● What you have to do
Tally the lines holding the string "решението" and reply with that number alone.

::: Information provided :::

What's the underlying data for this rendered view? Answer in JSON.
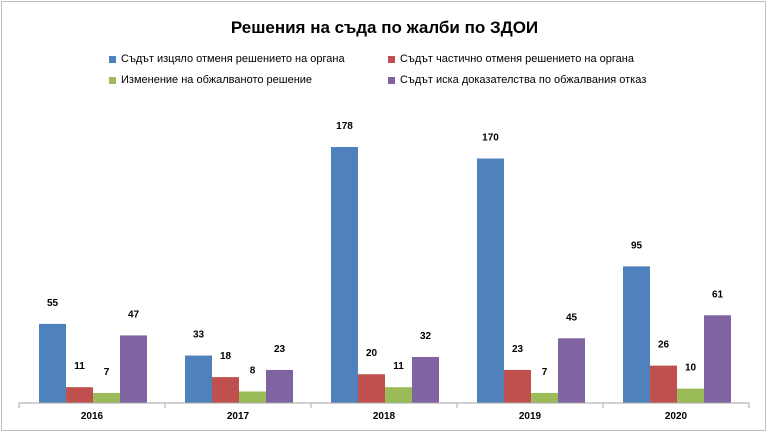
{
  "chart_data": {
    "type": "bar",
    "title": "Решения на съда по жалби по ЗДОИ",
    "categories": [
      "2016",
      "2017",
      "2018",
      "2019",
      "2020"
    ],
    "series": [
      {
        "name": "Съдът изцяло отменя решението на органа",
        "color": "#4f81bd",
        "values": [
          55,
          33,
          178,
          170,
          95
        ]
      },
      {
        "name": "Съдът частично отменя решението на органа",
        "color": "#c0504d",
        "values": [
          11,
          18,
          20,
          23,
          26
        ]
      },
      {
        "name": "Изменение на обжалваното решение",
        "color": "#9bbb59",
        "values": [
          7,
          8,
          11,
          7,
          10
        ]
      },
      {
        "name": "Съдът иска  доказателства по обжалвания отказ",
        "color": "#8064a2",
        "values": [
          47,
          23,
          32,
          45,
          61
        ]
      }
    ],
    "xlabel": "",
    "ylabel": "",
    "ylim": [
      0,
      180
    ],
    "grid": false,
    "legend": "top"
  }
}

:::

● In response
2